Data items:
◆ ◆ ◆

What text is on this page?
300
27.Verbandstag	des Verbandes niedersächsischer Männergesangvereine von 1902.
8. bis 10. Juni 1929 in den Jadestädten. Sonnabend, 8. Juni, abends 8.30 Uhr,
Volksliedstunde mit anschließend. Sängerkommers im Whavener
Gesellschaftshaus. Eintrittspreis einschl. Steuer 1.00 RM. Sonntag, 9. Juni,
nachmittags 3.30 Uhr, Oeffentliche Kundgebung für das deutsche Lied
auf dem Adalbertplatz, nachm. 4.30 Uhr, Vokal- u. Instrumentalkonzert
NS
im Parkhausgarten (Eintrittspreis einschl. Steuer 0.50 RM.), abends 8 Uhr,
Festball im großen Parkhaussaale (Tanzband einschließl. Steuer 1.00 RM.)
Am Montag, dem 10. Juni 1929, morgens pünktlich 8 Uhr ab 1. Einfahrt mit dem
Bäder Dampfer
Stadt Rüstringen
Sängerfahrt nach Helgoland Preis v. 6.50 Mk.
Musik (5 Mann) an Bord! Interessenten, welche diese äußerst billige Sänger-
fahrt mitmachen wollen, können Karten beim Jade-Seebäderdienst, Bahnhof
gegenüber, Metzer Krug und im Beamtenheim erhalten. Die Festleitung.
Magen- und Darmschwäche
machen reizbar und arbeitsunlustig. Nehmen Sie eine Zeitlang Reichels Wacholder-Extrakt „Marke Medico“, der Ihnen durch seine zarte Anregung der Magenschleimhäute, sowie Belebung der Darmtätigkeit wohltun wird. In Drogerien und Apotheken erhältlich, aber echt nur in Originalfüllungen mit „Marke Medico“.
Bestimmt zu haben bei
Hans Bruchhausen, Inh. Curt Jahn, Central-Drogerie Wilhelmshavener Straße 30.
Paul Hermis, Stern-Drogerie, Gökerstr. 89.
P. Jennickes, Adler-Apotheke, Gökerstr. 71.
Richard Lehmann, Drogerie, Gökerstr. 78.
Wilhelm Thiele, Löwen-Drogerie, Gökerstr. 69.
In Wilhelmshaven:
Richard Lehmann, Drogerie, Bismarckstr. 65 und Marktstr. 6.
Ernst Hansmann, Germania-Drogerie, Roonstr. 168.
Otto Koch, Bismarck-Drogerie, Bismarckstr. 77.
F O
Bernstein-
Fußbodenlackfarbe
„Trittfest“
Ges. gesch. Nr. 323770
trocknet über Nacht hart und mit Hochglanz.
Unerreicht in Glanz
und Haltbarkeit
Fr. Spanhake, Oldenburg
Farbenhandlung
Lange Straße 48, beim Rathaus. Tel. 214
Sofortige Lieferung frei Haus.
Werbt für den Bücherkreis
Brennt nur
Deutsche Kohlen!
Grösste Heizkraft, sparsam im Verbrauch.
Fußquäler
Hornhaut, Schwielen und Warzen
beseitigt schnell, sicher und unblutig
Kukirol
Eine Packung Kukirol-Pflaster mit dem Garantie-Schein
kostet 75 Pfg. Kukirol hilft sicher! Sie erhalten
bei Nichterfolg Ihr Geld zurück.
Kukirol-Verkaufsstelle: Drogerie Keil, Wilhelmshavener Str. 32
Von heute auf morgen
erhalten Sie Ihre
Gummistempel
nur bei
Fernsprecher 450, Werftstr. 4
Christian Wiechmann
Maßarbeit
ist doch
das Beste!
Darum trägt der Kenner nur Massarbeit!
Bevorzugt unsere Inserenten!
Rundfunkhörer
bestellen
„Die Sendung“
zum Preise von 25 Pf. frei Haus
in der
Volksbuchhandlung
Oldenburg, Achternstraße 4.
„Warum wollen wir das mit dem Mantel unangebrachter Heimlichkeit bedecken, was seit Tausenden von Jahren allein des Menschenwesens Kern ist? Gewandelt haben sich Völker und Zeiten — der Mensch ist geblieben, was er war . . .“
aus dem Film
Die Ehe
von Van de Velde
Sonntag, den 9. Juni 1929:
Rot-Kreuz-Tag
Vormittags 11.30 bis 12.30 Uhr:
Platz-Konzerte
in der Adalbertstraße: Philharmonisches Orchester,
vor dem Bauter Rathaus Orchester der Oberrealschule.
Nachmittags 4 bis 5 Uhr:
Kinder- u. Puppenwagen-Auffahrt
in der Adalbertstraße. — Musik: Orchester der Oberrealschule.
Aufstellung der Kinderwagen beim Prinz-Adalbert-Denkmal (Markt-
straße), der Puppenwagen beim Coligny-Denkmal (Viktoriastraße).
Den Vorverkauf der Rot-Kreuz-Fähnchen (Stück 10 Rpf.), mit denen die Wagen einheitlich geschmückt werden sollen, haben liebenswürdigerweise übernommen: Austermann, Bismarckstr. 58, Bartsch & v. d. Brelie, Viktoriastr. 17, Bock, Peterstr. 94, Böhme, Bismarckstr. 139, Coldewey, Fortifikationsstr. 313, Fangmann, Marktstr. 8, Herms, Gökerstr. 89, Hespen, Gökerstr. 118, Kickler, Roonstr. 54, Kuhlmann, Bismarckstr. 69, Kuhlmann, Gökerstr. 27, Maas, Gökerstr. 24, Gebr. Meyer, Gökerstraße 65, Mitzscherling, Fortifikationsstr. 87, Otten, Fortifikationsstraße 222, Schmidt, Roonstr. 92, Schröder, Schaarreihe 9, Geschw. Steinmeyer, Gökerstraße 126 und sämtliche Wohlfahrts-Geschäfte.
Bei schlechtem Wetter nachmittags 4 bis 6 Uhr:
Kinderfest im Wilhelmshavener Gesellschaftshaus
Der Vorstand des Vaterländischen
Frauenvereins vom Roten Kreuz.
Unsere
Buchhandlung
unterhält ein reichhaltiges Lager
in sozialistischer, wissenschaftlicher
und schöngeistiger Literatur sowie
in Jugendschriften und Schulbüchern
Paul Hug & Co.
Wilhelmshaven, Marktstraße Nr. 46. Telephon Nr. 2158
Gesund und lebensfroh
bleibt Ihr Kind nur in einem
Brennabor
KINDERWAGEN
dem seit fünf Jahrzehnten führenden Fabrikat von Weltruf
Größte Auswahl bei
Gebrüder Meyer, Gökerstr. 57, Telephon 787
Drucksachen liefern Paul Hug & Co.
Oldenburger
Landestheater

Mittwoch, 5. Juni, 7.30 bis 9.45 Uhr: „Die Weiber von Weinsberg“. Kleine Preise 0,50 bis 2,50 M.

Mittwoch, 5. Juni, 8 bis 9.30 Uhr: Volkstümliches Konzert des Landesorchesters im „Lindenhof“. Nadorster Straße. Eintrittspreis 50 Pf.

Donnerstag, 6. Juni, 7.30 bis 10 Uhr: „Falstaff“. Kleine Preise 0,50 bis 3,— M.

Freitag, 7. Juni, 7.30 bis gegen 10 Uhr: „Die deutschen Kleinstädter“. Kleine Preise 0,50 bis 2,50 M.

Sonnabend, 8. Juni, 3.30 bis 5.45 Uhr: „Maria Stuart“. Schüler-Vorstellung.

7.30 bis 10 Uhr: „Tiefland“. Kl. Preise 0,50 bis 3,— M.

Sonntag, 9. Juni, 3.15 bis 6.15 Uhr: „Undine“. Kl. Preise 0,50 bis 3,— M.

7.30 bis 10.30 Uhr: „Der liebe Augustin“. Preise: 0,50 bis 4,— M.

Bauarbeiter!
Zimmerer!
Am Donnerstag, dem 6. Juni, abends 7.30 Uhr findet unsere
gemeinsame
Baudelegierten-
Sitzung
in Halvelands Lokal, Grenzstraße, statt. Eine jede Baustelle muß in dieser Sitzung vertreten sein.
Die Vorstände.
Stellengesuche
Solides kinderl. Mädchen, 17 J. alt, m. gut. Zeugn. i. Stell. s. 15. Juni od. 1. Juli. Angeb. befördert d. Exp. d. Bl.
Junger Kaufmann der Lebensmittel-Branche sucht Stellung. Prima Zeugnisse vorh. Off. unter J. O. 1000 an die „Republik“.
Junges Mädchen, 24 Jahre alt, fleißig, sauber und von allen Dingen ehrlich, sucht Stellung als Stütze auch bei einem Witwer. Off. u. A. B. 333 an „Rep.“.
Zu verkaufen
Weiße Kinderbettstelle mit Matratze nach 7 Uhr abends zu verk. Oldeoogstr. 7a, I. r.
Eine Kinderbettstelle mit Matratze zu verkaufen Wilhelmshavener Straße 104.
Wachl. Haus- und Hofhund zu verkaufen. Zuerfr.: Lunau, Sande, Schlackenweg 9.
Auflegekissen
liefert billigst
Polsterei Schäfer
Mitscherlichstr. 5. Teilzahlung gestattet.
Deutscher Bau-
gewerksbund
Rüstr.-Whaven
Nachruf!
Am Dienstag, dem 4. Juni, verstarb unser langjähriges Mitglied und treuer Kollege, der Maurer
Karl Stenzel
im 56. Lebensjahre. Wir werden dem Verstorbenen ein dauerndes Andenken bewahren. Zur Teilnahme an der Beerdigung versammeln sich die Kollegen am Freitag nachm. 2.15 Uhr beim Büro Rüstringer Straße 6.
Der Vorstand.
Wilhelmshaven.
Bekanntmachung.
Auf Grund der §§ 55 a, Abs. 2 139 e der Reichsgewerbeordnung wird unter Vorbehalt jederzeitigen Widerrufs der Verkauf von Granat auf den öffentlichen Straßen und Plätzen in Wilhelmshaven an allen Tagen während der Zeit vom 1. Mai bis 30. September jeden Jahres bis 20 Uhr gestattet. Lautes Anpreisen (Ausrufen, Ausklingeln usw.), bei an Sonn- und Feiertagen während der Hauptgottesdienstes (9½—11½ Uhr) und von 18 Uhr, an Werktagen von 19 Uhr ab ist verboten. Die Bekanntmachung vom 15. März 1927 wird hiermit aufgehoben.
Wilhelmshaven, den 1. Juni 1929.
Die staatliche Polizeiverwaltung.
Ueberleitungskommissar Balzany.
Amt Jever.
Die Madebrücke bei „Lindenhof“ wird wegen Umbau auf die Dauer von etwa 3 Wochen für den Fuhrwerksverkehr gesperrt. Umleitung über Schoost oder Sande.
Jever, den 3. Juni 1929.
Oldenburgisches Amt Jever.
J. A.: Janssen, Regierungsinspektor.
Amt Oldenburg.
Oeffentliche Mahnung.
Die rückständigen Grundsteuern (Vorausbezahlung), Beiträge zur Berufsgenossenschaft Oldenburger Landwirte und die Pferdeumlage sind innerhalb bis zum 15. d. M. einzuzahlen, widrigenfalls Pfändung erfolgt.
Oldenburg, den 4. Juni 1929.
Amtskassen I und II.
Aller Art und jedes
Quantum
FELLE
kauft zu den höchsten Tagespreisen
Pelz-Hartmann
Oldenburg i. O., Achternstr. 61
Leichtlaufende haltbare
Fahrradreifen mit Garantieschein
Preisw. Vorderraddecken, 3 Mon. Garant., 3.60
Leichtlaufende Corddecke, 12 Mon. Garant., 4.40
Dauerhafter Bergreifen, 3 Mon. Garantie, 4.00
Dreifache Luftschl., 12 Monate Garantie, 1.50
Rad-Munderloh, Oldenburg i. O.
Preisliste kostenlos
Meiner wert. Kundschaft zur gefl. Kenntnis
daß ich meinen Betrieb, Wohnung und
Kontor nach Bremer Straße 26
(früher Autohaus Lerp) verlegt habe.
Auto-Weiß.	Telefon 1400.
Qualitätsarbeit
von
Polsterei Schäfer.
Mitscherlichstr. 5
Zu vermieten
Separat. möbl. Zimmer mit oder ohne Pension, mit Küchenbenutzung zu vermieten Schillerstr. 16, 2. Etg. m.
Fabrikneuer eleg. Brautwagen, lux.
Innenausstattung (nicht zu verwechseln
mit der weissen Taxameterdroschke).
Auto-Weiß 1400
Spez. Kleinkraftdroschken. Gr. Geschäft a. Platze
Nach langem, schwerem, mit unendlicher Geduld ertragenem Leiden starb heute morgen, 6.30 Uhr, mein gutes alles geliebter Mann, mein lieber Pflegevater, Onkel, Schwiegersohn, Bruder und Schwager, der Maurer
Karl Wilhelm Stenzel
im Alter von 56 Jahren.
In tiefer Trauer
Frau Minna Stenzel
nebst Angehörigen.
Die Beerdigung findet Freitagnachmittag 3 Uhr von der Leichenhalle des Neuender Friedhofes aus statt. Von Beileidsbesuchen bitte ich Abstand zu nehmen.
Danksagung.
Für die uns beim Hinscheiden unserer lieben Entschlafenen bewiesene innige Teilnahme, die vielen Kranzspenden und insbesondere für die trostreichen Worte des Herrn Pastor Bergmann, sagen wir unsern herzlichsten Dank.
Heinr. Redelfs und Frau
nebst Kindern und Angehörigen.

◆ ◆ ◆

▸ **Stated task**
Scan the data above; copy every line where "Mitscherlichstr" appears.

▸ **Correct response**
Mitscherlichstr. 5. Teilzahlung gestattet.
Mitscherlichstr. 5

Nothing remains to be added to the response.